::: Estratto fornito :::
Omelia nella Solenne Eucaristia in suffragio dei vescovi e dei sacerdoti def.ti della Diocesi
Pennabilli (RN), Cattedrale, 6 novembre 2020
Ap 21,1-5a.6b-7
Sal 27
Sequenza Dies Irae
Gv 5,24-29
Attraversando la navata della Cattedrale mi sono profondamente commosso pensando ai tanti vescovi che mi hanno preceduto e ai tanti sacerdoti che hanno servito il Signore e il nostro popolo. Confido, a mia volta, d’essere ricordato dalla pietà dei fedeli, quando sarò sepolto in questo luogo.
Stasera meditiamo la Parola di Dio servendoci del celebre canto del Dies Irae. Le parole latine e la melodia gregoriana del Dies Irae sono risuonate per secoli dentro le nostre chiese. Questa popolarità viene confermata dalle molteplici traduzioni in italiano, ma soprattutto dalla trascrizione musicale.
::: Voci fornite :::
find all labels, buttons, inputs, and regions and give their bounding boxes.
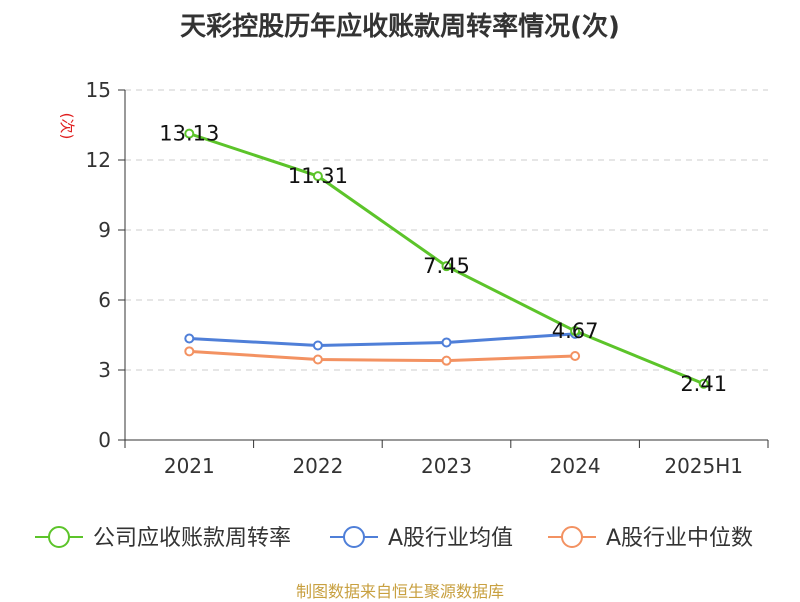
:::
::: Voci fornite :::
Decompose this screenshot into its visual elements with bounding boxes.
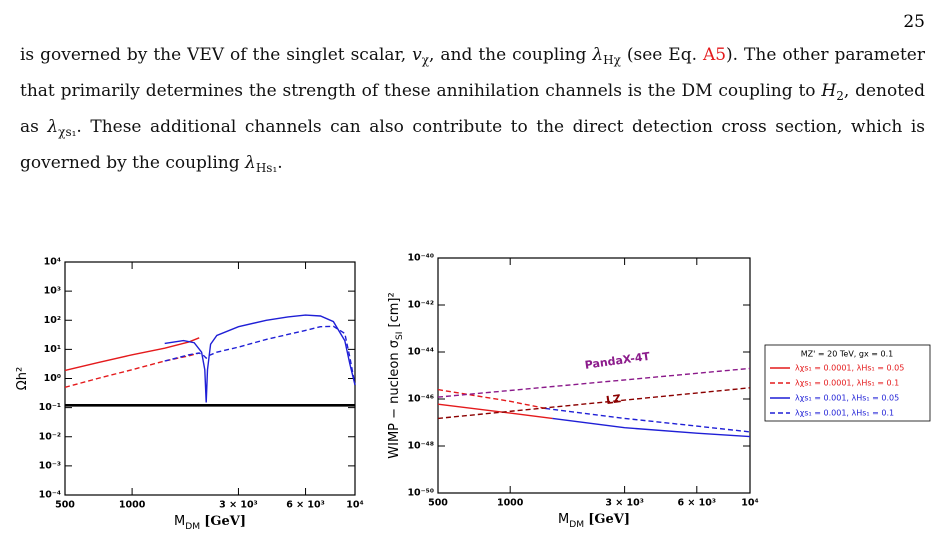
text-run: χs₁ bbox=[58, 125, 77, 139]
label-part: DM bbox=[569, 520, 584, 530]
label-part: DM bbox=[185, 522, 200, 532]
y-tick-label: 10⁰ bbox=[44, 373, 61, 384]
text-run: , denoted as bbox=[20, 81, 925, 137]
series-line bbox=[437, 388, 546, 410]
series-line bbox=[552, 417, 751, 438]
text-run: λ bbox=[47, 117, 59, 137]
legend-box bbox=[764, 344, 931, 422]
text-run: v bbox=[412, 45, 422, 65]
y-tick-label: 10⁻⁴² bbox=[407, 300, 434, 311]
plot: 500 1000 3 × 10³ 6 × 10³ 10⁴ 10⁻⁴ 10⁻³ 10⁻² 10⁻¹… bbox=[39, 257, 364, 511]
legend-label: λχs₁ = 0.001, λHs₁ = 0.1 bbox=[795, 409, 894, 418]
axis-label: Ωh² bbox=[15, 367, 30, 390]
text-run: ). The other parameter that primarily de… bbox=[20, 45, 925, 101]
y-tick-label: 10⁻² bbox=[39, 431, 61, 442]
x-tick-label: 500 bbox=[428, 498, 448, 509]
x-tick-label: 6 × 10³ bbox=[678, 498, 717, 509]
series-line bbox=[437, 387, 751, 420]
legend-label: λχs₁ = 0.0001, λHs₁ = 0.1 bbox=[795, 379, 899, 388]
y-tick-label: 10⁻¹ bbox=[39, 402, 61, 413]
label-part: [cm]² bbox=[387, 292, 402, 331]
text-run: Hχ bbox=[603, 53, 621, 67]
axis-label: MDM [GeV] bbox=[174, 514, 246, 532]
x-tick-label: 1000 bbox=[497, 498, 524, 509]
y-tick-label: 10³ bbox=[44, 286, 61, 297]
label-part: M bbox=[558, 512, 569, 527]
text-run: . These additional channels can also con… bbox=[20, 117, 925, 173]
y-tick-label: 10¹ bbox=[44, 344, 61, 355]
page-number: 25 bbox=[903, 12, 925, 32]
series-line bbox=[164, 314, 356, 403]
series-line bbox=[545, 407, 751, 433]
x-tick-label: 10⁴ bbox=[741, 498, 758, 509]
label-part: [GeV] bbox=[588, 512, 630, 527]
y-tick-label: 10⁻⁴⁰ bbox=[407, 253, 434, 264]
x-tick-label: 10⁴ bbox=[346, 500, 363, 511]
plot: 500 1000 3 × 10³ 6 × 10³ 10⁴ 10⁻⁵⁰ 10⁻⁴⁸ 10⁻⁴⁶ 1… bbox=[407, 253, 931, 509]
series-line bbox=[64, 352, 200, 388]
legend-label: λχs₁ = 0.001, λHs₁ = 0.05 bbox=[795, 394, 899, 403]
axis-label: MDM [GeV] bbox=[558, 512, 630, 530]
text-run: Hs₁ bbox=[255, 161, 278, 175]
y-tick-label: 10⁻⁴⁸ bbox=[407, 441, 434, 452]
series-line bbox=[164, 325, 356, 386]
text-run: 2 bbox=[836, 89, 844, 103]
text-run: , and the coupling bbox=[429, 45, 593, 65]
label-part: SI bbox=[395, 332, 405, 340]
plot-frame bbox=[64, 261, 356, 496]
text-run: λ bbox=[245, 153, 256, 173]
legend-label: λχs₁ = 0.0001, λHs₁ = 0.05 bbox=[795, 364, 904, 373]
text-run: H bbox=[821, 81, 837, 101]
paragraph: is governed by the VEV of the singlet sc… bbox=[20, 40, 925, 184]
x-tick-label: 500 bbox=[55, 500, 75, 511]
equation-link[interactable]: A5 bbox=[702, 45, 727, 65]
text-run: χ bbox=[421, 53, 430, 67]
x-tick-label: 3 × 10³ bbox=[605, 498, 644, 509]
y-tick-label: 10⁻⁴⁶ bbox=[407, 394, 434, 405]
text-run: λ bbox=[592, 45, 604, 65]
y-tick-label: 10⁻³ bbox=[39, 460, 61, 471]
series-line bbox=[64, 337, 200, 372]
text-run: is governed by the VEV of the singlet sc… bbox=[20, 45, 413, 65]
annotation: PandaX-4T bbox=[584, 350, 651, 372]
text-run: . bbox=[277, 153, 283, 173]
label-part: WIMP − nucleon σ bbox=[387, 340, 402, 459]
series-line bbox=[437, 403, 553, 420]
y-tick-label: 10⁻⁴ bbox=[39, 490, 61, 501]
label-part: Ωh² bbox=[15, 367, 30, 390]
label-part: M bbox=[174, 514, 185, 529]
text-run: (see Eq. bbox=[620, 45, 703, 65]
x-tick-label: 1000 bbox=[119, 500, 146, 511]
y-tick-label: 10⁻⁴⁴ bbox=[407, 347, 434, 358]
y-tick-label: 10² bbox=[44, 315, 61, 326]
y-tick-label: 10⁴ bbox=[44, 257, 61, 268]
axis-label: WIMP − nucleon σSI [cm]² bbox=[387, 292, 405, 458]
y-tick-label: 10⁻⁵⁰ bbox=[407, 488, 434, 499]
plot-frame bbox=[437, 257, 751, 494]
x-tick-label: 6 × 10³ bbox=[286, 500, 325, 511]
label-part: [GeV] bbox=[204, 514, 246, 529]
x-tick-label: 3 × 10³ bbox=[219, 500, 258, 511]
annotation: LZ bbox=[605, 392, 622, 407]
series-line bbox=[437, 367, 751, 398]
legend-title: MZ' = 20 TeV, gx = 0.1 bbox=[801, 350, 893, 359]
:::
**Sfide:**
1) Nell'omelia sul Dies Irae, quali testi liturgici sono elencati sotto il luogo e la data della celebrazione? Riportali tutti.
2) Prosegui l'omelia sul Dies Irae partendo dalla sua ultima frase.

**Risposte date:**
1)
Ap 21,1-5a.6b-7
Sal 27
Sequenza Dies Irae
Gv 5,24-29

2)
Celeberrimi i Dies Irae di Mozart, di Verdi e di Liszt. Liszt avrebbe dato tutta la sua musica per essere l’autore del Dies Irae. Le sequenze nella liturgia, oltre a questa, sono quattro: Victimae Paschali laudes nella Settimana di Pasqua, Veni Sancte Spiritus nella Messa del Giorno di Pentecoste, lo Stabat Mater nella memoria della B.V.M. Addolorata e il Lauda Sion Salvatorem (forma breve Ecce Panis Angelorum) nella Solennità del Corpus Domini. Questa composizione è stata attribuita a Tommaso da Celano (1260), il primo biografo di san Francesco, anche se la critica attuale lo considera piuttosto il redattore finale di canti che erano già circolanti nelle comunità. Quello che in questo momento mi importa è una lettura meditativa, da gustare interiormente.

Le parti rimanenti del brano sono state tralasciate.